(Item position listing)
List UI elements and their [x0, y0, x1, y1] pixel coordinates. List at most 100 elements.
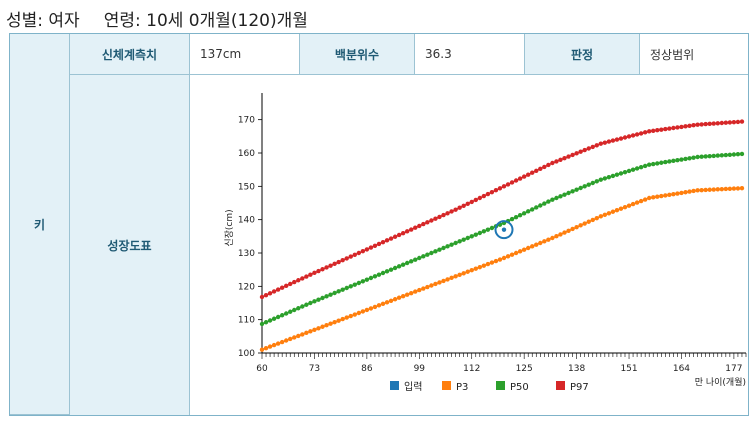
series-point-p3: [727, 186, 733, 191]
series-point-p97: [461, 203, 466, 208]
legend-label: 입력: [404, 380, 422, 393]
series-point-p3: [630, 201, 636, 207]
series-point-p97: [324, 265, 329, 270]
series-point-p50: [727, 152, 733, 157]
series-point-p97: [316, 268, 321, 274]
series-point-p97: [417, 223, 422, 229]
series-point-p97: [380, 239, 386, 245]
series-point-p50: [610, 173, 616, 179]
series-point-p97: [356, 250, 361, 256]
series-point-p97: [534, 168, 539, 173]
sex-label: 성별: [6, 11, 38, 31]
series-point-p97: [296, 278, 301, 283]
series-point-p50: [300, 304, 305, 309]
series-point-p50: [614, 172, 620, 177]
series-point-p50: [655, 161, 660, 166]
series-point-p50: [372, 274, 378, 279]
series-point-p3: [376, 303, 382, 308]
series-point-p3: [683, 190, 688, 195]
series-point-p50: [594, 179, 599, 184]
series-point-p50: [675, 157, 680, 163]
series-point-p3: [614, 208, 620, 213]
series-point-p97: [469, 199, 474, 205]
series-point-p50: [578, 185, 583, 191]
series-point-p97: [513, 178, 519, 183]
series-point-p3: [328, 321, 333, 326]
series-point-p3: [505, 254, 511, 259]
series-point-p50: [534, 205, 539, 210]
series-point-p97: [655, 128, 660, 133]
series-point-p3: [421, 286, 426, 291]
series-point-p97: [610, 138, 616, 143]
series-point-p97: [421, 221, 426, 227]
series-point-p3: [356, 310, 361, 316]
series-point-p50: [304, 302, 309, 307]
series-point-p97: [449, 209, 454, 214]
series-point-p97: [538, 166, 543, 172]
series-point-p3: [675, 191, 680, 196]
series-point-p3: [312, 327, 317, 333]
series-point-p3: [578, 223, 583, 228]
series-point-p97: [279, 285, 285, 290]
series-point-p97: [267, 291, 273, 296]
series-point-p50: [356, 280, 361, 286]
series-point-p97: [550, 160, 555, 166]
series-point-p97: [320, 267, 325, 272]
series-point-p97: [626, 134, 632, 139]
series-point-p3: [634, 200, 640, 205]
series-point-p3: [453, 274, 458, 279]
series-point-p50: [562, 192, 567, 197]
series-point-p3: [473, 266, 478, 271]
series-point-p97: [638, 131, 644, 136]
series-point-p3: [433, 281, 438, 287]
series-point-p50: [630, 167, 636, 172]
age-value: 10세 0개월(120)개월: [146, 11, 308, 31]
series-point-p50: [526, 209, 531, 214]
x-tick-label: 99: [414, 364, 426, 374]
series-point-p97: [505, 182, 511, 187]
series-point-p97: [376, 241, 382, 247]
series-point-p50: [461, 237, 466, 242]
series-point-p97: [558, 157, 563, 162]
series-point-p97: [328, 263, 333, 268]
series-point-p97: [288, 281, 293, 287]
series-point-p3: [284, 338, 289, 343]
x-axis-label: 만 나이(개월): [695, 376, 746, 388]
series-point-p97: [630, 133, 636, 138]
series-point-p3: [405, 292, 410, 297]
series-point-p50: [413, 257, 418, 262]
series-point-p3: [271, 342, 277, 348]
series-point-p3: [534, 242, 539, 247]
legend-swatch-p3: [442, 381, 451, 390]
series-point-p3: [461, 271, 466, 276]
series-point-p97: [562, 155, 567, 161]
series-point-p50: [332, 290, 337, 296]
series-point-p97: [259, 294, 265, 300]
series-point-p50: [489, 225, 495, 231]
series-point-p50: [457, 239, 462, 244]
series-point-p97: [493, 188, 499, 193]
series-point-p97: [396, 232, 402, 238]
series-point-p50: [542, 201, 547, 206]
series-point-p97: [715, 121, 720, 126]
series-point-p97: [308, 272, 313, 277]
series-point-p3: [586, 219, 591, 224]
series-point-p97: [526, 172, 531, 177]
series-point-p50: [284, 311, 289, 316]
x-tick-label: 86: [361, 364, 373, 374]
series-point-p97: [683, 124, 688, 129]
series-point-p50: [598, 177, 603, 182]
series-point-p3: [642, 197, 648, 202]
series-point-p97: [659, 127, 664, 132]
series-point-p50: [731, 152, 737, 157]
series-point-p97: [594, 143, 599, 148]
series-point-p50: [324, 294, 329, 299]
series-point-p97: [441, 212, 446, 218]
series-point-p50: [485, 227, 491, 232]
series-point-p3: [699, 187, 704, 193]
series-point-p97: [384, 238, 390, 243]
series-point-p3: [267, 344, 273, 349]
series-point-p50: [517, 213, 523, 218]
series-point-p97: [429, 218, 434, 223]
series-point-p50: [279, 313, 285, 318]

==

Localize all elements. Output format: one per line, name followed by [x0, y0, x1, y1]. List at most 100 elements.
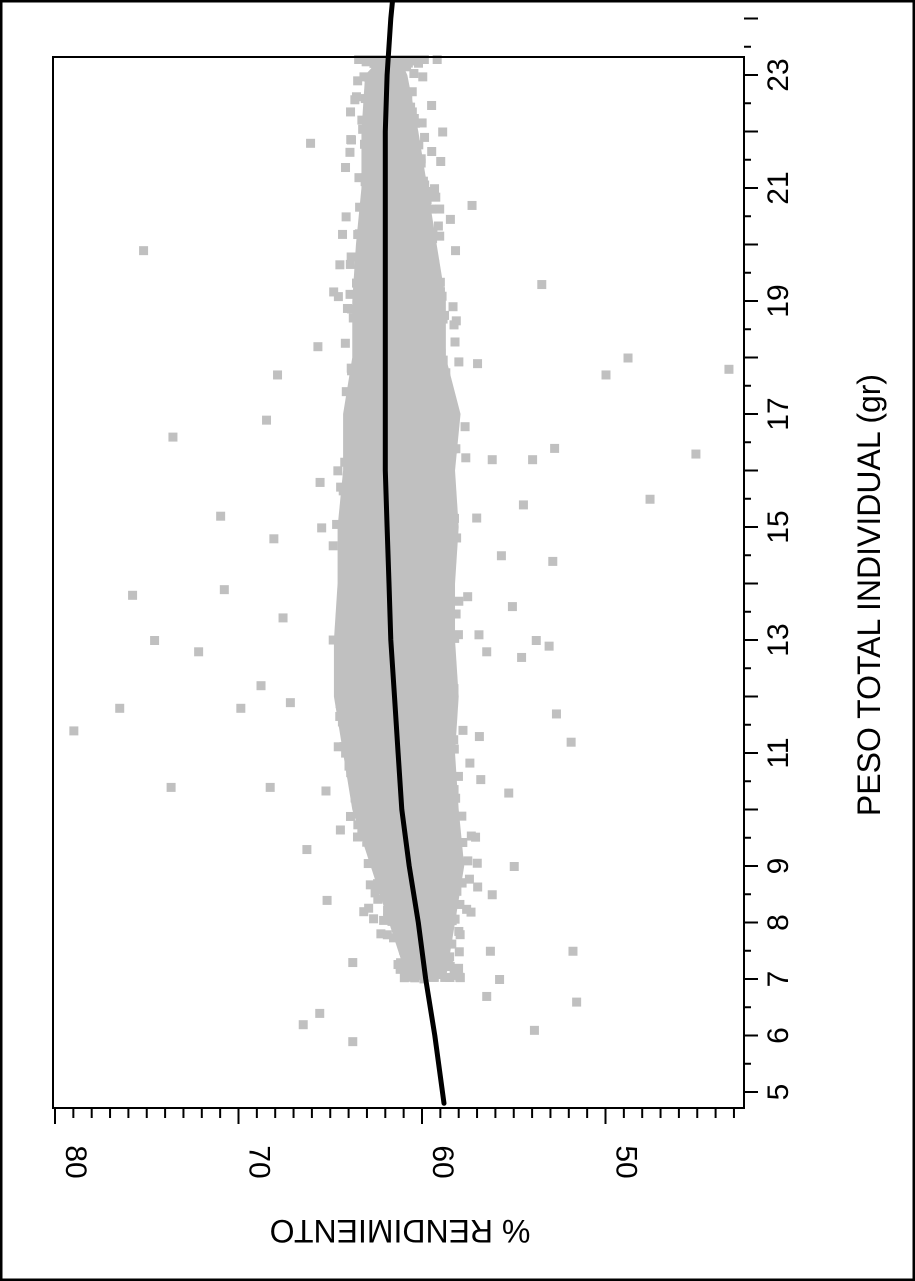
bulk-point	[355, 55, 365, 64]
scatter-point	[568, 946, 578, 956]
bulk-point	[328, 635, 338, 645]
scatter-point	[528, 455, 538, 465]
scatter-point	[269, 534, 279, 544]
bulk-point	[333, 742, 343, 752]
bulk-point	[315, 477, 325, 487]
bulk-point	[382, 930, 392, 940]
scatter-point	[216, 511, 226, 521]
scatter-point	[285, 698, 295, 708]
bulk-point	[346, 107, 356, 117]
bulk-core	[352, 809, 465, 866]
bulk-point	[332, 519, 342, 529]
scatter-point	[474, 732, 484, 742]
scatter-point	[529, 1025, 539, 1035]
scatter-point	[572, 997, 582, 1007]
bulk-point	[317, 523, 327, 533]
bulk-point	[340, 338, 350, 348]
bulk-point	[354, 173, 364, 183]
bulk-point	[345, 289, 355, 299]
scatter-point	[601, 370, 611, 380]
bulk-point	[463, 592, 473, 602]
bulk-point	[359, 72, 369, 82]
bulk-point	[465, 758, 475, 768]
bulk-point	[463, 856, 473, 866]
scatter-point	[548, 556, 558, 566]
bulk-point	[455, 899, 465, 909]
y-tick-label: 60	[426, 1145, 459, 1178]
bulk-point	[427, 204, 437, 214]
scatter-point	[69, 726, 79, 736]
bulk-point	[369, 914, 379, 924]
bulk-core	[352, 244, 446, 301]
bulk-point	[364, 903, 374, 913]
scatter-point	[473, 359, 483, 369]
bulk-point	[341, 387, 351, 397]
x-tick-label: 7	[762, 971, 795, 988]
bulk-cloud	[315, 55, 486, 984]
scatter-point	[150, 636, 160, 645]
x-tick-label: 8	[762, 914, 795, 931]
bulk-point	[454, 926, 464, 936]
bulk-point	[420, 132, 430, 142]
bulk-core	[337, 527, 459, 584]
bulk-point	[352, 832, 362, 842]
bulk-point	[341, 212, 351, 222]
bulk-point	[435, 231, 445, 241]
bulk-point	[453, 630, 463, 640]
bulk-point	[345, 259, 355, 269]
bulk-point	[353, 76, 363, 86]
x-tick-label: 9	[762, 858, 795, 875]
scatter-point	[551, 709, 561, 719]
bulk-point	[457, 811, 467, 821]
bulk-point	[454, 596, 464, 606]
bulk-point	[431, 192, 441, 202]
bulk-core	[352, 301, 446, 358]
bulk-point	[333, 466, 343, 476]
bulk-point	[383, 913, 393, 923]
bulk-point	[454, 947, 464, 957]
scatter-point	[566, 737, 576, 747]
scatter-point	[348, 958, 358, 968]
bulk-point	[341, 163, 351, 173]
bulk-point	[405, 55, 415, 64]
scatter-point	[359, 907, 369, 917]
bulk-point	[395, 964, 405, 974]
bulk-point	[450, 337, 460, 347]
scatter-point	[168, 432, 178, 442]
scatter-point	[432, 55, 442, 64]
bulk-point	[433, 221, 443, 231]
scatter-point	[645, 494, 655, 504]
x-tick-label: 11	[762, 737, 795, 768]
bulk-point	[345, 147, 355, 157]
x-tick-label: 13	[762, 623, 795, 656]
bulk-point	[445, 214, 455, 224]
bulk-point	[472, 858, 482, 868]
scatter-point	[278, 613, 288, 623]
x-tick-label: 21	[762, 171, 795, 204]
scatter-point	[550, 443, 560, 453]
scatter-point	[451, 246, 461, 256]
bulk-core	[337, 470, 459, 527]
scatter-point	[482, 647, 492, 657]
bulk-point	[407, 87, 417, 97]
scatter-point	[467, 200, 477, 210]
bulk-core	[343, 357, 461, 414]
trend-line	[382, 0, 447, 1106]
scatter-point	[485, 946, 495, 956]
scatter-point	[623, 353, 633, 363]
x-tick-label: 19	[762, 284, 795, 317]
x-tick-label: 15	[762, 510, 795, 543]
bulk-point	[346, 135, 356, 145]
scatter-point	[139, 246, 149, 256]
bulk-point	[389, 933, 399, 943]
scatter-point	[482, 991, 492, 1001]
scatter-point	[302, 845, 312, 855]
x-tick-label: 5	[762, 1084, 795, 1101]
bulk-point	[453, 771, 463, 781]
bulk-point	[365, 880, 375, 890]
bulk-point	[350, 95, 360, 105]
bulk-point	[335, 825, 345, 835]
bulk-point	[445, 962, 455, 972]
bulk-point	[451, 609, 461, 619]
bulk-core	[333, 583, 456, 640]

EXERCISE TASK
Please reproduce the lines of the first listing word for word, from the line containing "series-point-p3: [727, 186, 733, 191]" through the line containing "series-point-p97: [505, 182, 511, 187]", including both of those lines.

OUTPUT OF THE EXERCISE
series-point-p3: [727, 186, 733, 191]
series-point-p97: [461, 203, 466, 208]
legend-label: 입력: [404, 380, 422, 393]
series-point-p3: [630, 201, 636, 207]
series-point-p97: [324, 265, 329, 270]
series-point-p50: [727, 152, 733, 157]
series-point-p97: [316, 268, 321, 274]
series-point-p97: [417, 223, 422, 229]
series-point-p97: [380, 239, 386, 245]
series-point-p50: [610, 173, 616, 179]
series-point-p97: [356, 250, 361, 256]
series-point-p97: [534, 168, 539, 173]
sex-label: 성별: [6, 11, 38, 31]
series-point-p97: [296, 278, 301, 283]
series-point-p50: [300, 304, 305, 309]
series-point-p50: [614, 172, 620, 177]
series-point-p50: [655, 161, 660, 166]
series-point-p50: [372, 274, 378, 279]
series-point-p3: [376, 303, 382, 308]
series-point-p3: [683, 190, 688, 195]
series-point-p50: [594, 179, 599, 184]
series-point-p50: [675, 157, 680, 163]
series-point-p3: [614, 208, 620, 213]
series-point-p97: [469, 199, 474, 205]
series-point-p50: [578, 185, 583, 191]
series-point-p97: [513, 178, 519, 183]
series-point-p3: [328, 321, 333, 326]
series-point-p3: [505, 254, 511, 259]
series-point-p50: [534, 205, 539, 210]
series-point-p97: [655, 128, 660, 133]
series-point-p3: [421, 286, 426, 291]
series-point-p97: [610, 138, 616, 143]
series-point-p97: [421, 221, 426, 227]
series-point-p3: [356, 310, 361, 316]
series-point-p50: [304, 302, 309, 307]
series-point-p97: [449, 209, 454, 214]
series-point-p97: [538, 166, 543, 172]
series-point-p3: [675, 191, 680, 196]
series-point-p3: [312, 327, 317, 333]
series-point-p3: [578, 223, 583, 228]
series-point-p97: [279, 285, 285, 290]
series-point-p97: [267, 291, 273, 296]
series-point-p50: [356, 280, 361, 286]
series-point-p97: [550, 160, 555, 166]
series-point-p97: [320, 267, 325, 272]
series-point-p97: [626, 134, 632, 139]
series-point-p3: [634, 200, 640, 205]
series-point-p3: [453, 274, 458, 279]
series-point-p50: [562, 192, 567, 197]
series-point-p3: [473, 266, 478, 271]
series-point-p97: [638, 131, 644, 136]
series-point-p3: [433, 281, 438, 287]
series-point-p50: [630, 167, 636, 172]
age-value: 10세 0개월(120)개월: [146, 11, 308, 31]
series-point-p50: [526, 209, 531, 214]
x-tick-label: 99: [414, 364, 426, 374]
series-point-p97: [505, 182, 511, 187]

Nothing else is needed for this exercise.